» YOUR TASK
Go through the data below line by line and count those containing the word "this". Reply with the count only.

» DATASET ENTRIES
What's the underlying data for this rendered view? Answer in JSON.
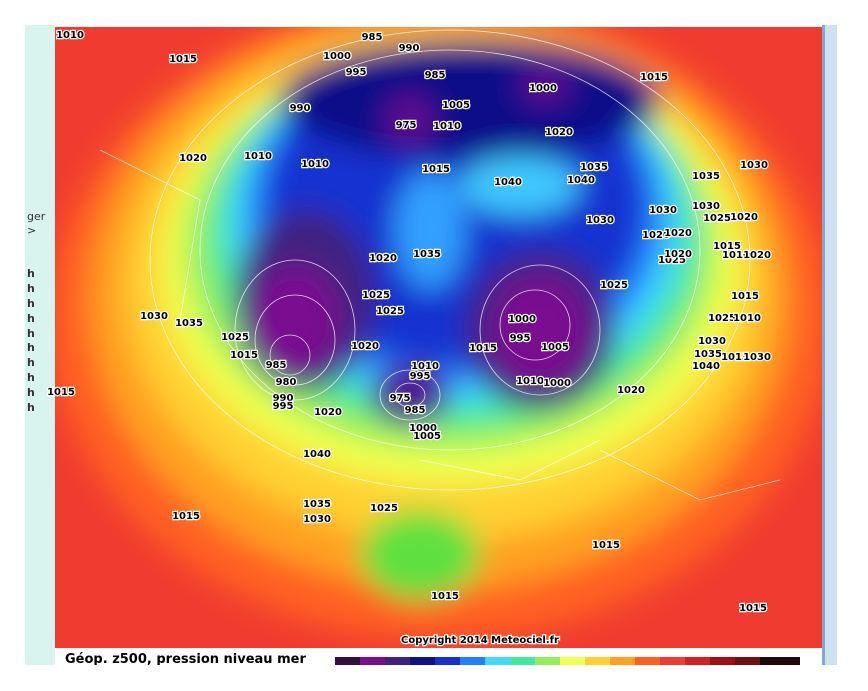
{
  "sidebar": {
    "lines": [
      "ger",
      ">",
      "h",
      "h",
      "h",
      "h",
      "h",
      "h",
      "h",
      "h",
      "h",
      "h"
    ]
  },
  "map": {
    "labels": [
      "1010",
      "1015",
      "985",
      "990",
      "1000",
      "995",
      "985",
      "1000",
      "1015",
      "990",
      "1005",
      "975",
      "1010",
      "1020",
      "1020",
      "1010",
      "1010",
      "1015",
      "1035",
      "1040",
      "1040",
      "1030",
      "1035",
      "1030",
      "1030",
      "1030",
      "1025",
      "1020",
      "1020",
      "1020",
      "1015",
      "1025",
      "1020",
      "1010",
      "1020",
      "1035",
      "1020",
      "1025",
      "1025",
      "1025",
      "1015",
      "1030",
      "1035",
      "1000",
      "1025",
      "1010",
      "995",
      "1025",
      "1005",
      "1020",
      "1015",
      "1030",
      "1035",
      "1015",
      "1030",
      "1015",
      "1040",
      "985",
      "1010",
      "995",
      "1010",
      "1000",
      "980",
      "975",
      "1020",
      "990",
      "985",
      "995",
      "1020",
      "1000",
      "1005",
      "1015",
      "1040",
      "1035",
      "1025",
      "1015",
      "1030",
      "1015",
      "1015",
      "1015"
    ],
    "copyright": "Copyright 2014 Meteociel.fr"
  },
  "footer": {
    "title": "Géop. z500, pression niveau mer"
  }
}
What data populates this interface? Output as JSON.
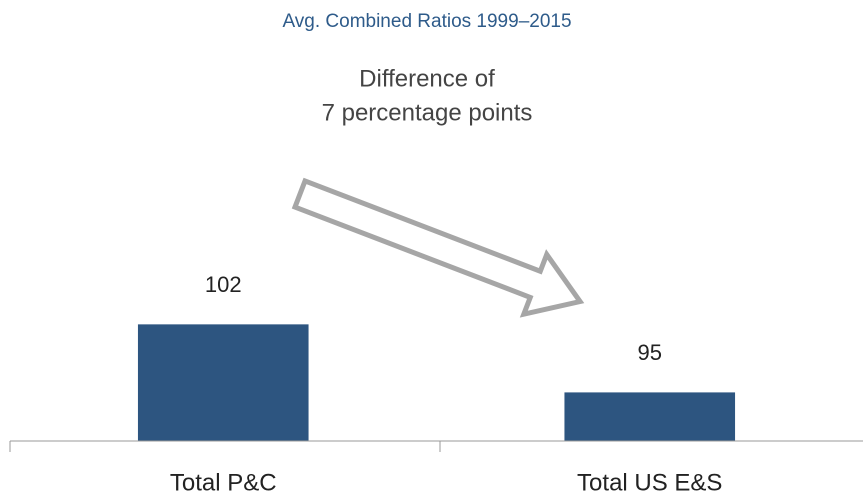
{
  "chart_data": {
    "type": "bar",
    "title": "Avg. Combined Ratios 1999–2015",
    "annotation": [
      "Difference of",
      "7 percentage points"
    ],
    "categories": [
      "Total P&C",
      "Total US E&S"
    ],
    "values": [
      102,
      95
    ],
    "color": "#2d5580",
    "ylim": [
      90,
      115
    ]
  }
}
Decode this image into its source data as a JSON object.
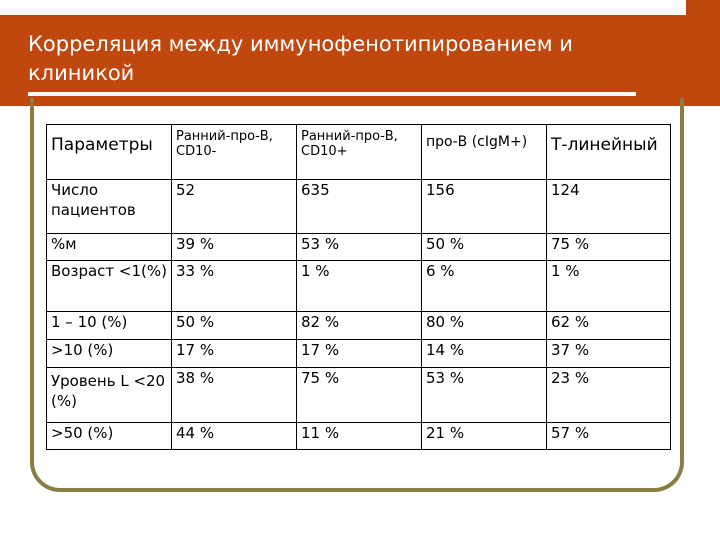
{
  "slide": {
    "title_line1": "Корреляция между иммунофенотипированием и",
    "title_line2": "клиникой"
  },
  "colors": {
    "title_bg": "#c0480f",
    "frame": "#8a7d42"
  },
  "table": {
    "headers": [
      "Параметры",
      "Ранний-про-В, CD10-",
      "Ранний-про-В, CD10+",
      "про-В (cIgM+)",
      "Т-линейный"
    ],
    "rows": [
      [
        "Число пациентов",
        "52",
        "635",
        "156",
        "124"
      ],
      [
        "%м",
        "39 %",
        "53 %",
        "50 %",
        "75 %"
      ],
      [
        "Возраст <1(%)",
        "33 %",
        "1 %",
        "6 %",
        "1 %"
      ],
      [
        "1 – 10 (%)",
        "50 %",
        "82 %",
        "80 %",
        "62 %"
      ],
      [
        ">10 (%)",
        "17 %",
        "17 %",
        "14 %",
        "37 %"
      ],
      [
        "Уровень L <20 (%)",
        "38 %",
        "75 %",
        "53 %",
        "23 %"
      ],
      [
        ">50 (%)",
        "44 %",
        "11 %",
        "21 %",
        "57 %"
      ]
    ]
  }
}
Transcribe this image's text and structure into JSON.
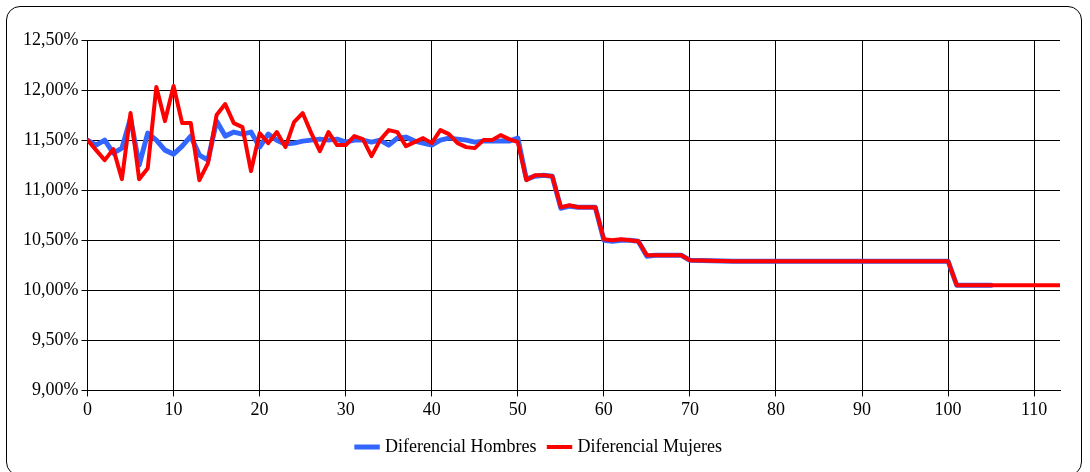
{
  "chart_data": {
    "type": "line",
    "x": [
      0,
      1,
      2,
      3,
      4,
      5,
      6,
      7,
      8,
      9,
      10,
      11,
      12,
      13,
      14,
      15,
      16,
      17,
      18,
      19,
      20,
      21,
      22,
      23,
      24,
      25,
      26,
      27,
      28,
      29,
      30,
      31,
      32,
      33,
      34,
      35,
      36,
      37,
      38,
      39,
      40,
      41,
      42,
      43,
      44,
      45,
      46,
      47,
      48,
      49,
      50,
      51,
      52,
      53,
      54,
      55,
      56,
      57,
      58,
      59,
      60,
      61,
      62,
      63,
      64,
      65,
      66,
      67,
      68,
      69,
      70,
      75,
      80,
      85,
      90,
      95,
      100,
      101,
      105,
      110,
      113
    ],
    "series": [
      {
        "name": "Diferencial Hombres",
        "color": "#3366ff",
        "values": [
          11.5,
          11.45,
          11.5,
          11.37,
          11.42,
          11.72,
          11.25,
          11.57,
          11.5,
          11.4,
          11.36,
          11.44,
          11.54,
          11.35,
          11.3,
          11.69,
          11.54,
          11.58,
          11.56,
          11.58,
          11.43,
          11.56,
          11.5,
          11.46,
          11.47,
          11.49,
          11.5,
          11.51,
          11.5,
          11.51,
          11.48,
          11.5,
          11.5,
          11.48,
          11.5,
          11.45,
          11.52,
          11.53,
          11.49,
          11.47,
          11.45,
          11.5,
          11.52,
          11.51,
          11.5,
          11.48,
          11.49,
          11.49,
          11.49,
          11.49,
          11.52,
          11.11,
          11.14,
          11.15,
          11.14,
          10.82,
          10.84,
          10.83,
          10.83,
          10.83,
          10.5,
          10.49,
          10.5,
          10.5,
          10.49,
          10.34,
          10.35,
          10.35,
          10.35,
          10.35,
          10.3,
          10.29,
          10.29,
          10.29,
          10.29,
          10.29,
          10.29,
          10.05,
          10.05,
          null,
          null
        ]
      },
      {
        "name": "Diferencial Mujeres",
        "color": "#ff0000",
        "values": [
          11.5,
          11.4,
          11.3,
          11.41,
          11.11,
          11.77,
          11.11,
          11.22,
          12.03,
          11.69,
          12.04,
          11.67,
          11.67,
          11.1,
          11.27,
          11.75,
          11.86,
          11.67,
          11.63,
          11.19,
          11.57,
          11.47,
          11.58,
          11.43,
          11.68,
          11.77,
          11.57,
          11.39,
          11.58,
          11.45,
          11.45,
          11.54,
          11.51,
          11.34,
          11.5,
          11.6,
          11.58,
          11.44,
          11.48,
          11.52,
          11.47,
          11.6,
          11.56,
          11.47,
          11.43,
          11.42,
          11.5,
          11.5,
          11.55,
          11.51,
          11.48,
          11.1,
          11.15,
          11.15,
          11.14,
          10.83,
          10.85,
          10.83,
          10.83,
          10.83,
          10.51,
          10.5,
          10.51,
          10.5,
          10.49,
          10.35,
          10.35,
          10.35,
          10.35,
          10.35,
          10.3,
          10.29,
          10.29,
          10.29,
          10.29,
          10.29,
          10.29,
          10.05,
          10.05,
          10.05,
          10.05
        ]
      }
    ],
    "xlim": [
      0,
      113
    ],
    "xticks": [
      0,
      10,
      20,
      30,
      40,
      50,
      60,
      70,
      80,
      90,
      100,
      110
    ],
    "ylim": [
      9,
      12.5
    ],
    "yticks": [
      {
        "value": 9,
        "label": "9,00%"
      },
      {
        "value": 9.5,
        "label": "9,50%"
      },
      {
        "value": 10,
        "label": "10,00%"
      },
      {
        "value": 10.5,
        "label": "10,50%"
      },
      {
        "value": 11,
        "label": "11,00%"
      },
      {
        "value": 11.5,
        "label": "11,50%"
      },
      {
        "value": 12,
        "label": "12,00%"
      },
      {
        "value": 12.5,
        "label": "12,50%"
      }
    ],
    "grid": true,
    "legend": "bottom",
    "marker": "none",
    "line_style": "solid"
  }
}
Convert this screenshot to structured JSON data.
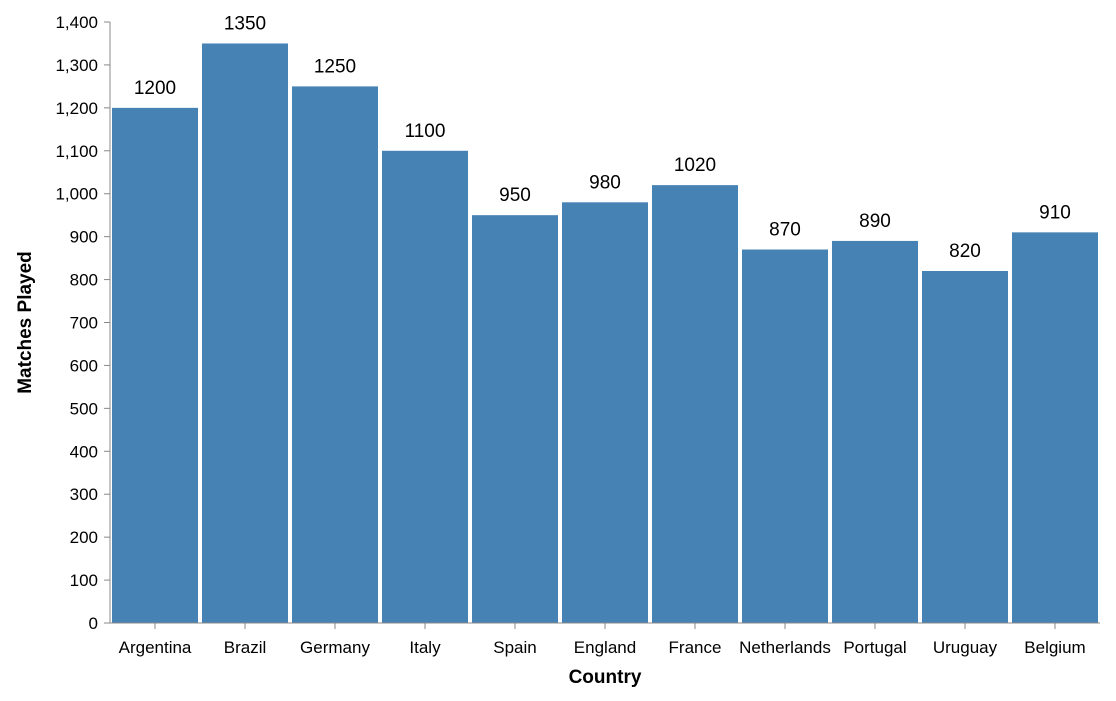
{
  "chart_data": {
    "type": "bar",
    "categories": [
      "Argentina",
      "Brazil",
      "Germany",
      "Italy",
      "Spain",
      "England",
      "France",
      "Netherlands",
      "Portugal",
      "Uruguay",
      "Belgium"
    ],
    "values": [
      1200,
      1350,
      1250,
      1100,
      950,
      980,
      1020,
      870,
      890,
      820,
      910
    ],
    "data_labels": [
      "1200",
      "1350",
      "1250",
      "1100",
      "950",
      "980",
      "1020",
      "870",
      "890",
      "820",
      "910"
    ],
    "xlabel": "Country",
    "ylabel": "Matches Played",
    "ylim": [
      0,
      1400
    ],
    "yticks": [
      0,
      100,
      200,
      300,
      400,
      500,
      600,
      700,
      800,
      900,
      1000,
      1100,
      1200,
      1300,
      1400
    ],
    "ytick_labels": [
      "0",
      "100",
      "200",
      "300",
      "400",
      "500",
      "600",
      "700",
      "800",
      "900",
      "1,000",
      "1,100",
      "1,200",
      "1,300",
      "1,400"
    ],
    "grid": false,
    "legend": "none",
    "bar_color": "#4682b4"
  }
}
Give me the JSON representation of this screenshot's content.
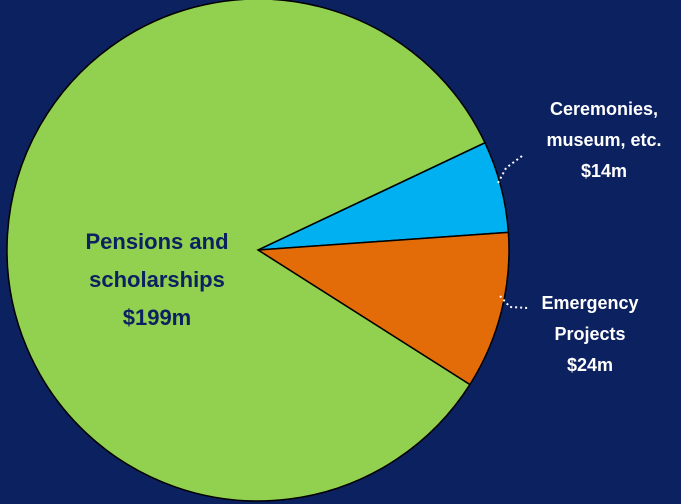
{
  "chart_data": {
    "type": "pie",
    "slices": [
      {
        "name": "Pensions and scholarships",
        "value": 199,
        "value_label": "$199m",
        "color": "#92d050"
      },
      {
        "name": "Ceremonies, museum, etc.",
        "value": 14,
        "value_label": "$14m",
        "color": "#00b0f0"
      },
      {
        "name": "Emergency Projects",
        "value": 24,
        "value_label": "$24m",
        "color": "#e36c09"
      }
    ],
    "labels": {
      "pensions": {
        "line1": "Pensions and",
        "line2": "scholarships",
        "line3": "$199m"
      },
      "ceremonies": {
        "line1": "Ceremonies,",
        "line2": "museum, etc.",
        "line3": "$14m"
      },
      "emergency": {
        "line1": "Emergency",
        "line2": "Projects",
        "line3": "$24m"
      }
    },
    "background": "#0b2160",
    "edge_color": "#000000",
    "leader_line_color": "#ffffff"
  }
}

» FINAL RESULT
6